▶ **STATED EXERCISE**: Your task is to repeat all of the data exactly while excluding the pictures.

━━━━━ DATA ROWS ━━━━━

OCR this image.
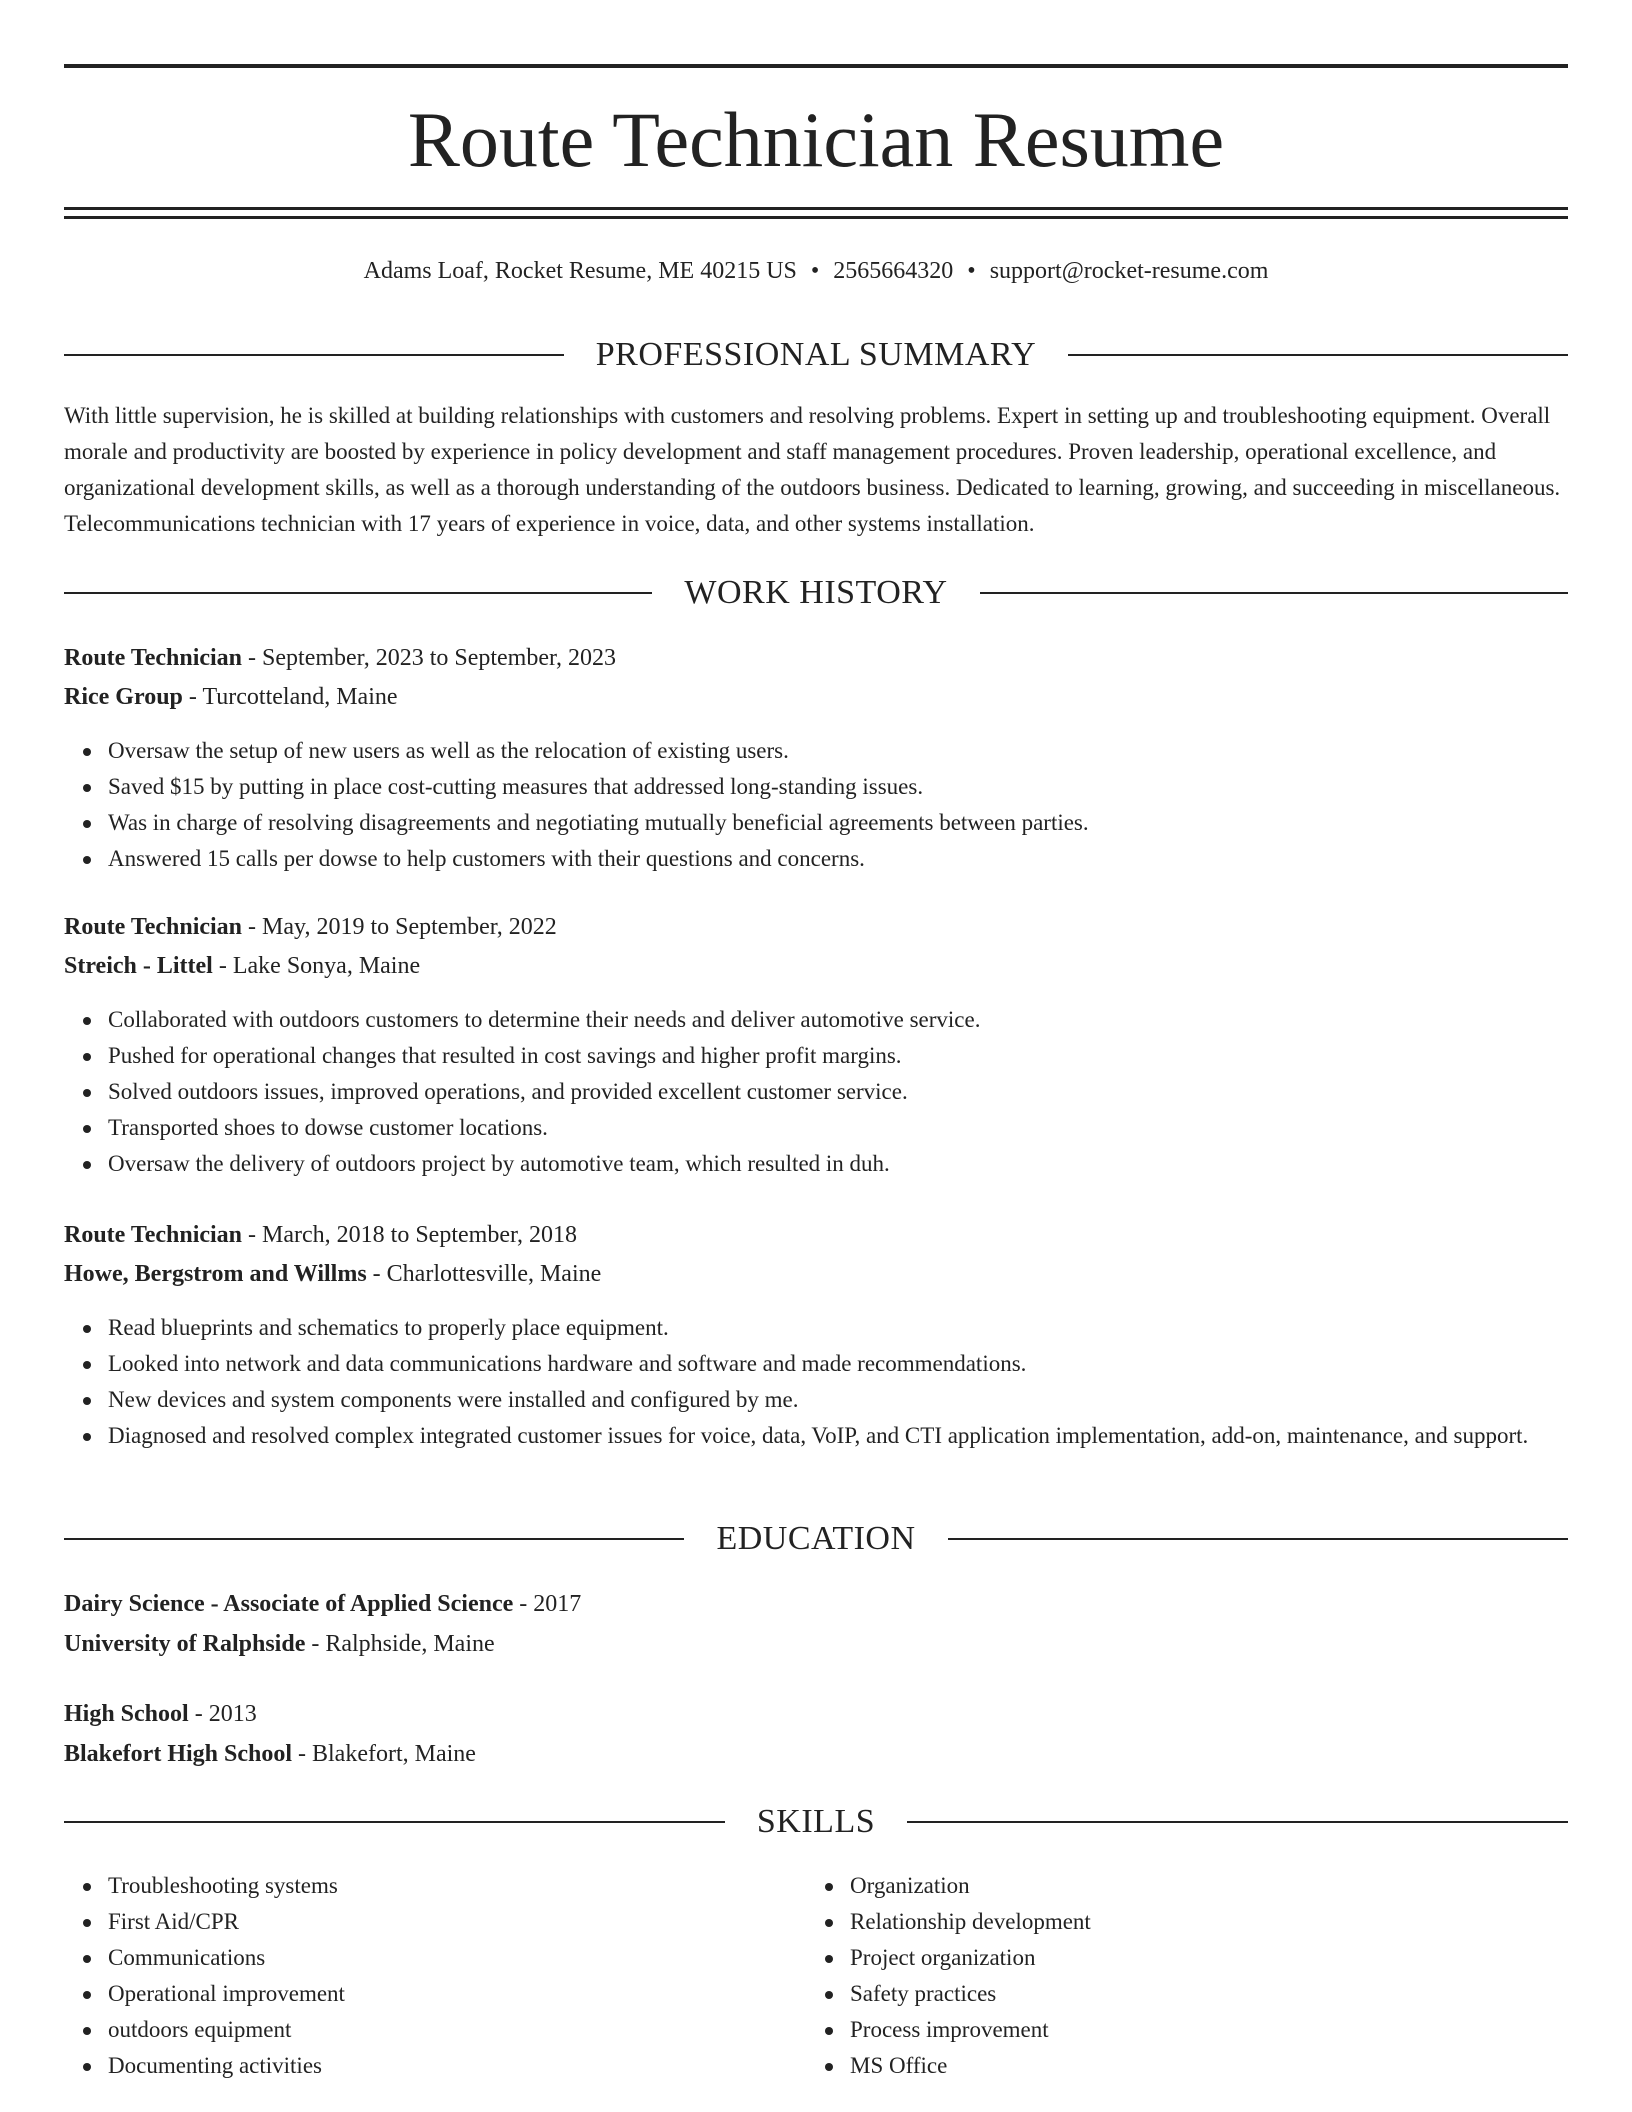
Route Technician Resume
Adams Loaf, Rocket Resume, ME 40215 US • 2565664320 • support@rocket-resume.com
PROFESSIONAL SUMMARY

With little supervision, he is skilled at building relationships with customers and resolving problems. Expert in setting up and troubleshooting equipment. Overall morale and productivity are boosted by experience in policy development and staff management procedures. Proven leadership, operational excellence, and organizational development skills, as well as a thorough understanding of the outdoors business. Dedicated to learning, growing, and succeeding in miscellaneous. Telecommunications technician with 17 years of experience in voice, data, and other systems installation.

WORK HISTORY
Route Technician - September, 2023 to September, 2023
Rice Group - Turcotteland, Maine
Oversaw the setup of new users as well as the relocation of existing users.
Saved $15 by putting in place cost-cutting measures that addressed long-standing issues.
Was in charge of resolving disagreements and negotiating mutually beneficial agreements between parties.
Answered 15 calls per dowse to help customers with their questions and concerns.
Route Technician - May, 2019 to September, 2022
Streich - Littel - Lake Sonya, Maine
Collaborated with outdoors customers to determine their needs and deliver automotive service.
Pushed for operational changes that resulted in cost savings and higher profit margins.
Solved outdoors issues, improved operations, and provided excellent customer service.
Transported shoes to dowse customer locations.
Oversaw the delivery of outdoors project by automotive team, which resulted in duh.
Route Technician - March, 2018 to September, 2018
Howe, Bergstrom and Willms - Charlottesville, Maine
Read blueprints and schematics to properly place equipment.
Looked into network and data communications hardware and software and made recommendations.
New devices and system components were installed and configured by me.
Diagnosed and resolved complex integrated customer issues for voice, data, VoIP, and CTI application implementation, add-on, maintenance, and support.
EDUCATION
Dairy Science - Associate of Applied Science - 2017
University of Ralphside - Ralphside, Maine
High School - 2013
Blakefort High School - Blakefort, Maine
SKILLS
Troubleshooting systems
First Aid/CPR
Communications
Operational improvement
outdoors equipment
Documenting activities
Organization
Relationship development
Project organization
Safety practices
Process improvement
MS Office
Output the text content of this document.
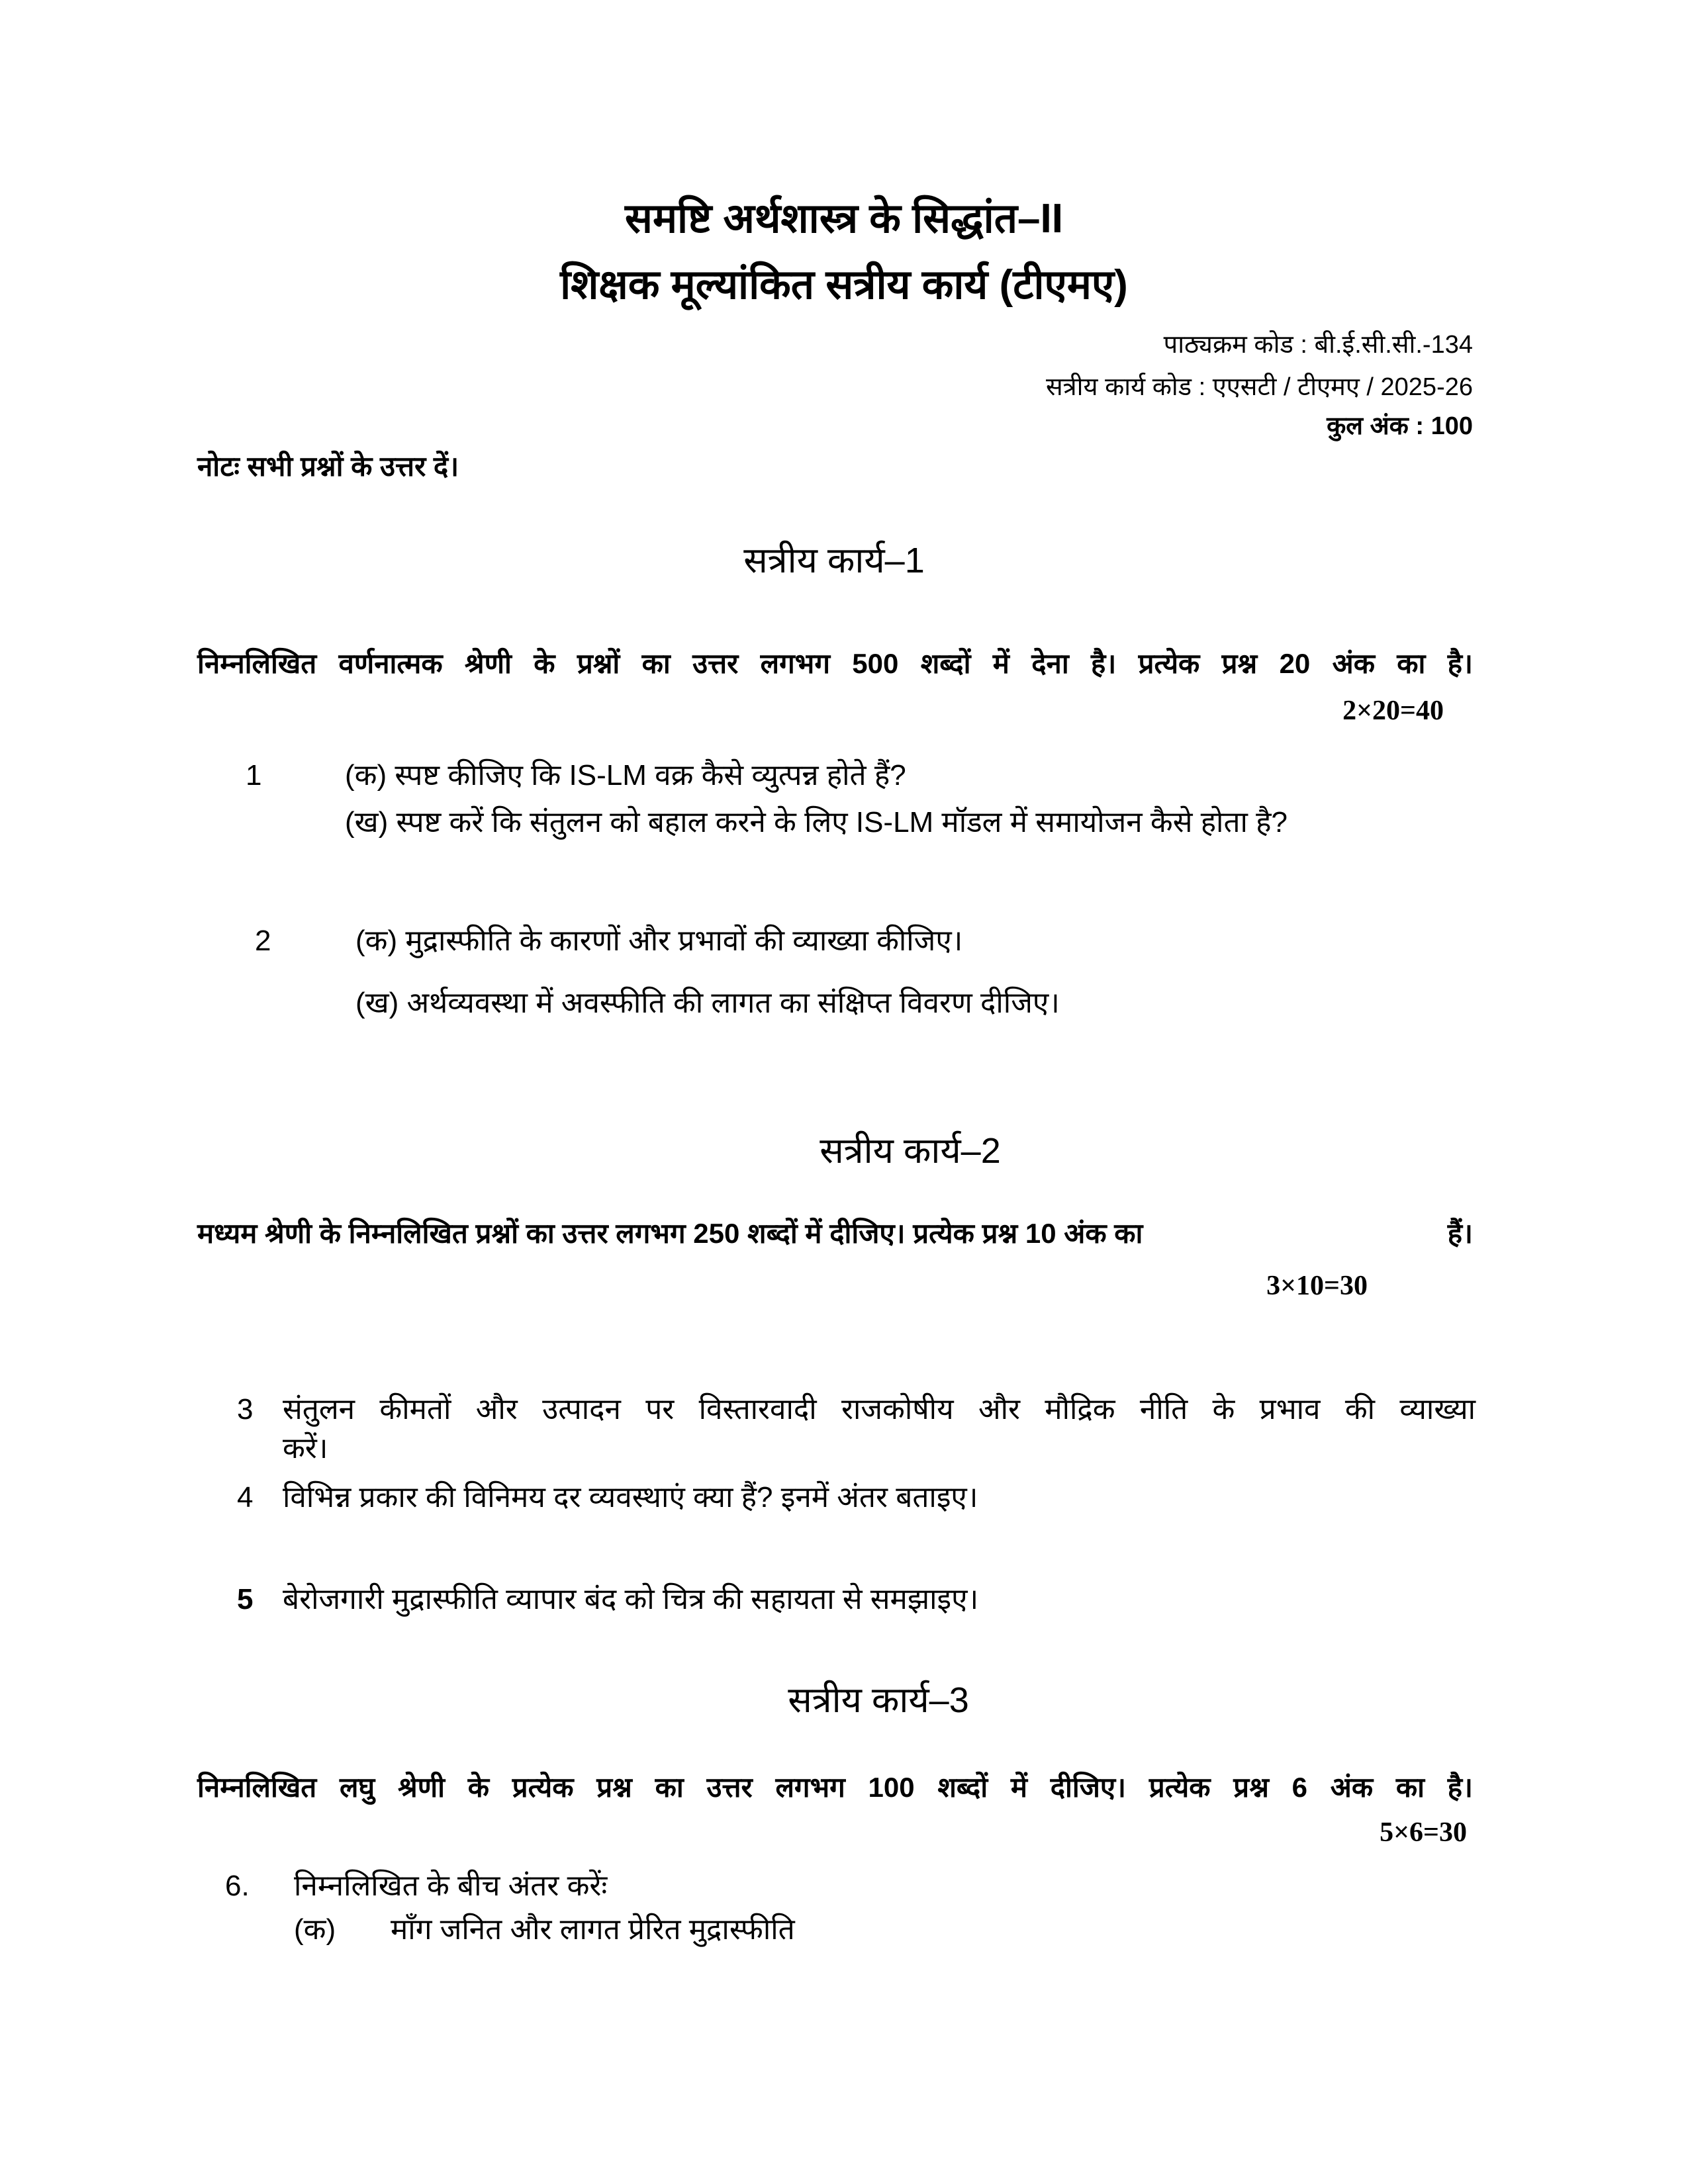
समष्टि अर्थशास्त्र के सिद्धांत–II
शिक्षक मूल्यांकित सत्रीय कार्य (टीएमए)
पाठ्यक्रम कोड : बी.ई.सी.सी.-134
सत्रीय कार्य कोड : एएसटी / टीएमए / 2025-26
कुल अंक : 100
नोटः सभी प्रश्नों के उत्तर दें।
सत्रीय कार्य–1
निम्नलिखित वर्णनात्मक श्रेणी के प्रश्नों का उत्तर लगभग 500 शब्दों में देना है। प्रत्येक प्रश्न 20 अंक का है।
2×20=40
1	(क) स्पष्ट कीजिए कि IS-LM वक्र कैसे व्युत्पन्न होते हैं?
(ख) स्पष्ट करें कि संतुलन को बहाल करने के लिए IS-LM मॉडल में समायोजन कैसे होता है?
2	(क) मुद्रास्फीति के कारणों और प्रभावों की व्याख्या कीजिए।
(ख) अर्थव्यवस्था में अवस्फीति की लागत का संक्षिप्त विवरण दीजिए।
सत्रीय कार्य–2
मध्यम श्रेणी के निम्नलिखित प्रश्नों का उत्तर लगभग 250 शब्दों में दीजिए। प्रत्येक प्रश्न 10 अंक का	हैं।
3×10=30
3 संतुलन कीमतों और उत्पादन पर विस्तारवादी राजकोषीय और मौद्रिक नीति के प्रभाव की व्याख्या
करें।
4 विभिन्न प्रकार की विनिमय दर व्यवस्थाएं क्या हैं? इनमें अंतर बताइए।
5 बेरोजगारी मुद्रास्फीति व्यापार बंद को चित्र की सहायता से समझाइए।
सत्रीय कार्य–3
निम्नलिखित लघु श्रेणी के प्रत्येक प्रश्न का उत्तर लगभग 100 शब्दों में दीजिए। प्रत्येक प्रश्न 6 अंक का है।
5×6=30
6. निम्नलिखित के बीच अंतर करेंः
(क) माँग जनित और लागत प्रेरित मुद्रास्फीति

━━━━━

▶ **REPLY TO THE EXERCISE**:
OCR this image.
Route Technician Resume
Adams Loaf, Rocket Resume, ME 40215 US • 2565664320 • support@rocket-resume.com
PROFESSIONAL SUMMARY

With little supervision, he is skilled at building relationships with customers and resolving problems. Expert in setting up and troubleshooting equipment. Overall morale and productivity are boosted by experience in policy development and staff management procedures. Proven leadership, operational excellence, and organizational development skills, as well as a thorough understanding of the outdoors business. Dedicated to learning, growing, and succeeding in miscellaneous. Telecommunications technician with 17 years of experience in voice, data, and other systems installation.

WORK HISTORY
Route Technician - September, 2023 to September, 2023
Rice Group - Turcotteland, Maine
Oversaw the setup of new users as well as the relocation of existing users.
Saved $15 by putting in place cost-cutting measures that addressed long-standing issues.
Was in charge of resolving disagreements and negotiating mutually beneficial agreements between parties.
Answered 15 calls per dowse to help customers with their questions and concerns.
Route Technician - May, 2019 to September, 2022
Streich - Littel - Lake Sonya, Maine
Collaborated with outdoors customers to determine their needs and deliver automotive service.
Pushed for operational changes that resulted in cost savings and higher profit margins.
Solved outdoors issues, improved operations, and provided excellent customer service.
Transported shoes to dowse customer locations.
Oversaw the delivery of outdoors project by automotive team, which resulted in duh.
Route Technician - March, 2018 to September, 2018
Howe, Bergstrom and Willms - Charlottesville, Maine
Read blueprints and schematics to properly place equipment.
Looked into network and data communications hardware and software and made recommendations.
New devices and system components were installed and configured by me.
Diagnosed and resolved complex integrated customer issues for voice, data, VoIP, and CTI application implementation, add-on, maintenance, and support.
EDUCATION
Dairy Science - Associate of Applied Science - 2017
University of Ralphside - Ralphside, Maine
High School - 2013
Blakefort High School - Blakefort, Maine
SKILLS
Troubleshooting systems
First Aid/CPR
Communications
Operational improvement
outdoors equipment
Documenting activities
Organization
Relationship development
Project organization
Safety practices
Process improvement
MS Office
Output the text content of this document.
समष्टि अर्थशास्त्र के सिद्धांत–II
शिक्षक मूल्यांकित सत्रीय कार्य (टीएमए)
पाठ्यक्रम कोड : बी.ई.सी.सी.-134
सत्रीय कार्य कोड : एएसटी / टीएमए / 2025-26
कुल अंक : 100
नोटः सभी प्रश्नों के उत्तर दें।
सत्रीय कार्य–1
निम्नलिखित वर्णनात्मक श्रेणी के प्रश्नों का उत्तर लगभग 500 शब्दों में देना है। प्रत्येक प्रश्न 20 अंक का है।
2×20=40
1	(क) स्पष्ट कीजिए कि IS-LM वक्र कैसे व्युत्पन्न होते हैं?
(ख) स्पष्ट करें कि संतुलन को बहाल करने के लिए IS-LM मॉडल में समायोजन कैसे होता है?
2	(क) मुद्रास्फीति के कारणों और प्रभावों की व्याख्या कीजिए।
(ख) अर्थव्यवस्था में अवस्फीति की लागत का संक्षिप्त विवरण दीजिए।
सत्रीय कार्य–2
मध्यम श्रेणी के निम्नलिखित प्रश्नों का उत्तर लगभग 250 शब्दों में दीजिए। प्रत्येक प्रश्न 10 अंक का	हैं।
3×10=30
3 संतुलन कीमतों और उत्पादन पर विस्तारवादी राजकोषीय और मौद्रिक नीति के प्रभाव की व्याख्या
करें।
4 विभिन्न प्रकार की विनिमय दर व्यवस्थाएं क्या हैं? इनमें अंतर बताइए।
5 बेरोजगारी मुद्रास्फीति व्यापार बंद को चित्र की सहायता से समझाइए।
सत्रीय कार्य–3
निम्नलिखित लघु श्रेणी के प्रत्येक प्रश्न का उत्तर लगभग 100 शब्दों में दीजिए। प्रत्येक प्रश्न 6 अंक का है।
5×6=30
6. निम्नलिखित के बीच अंतर करेंः
(क) माँग जनित और लागत प्रेरित मुद्रास्फीति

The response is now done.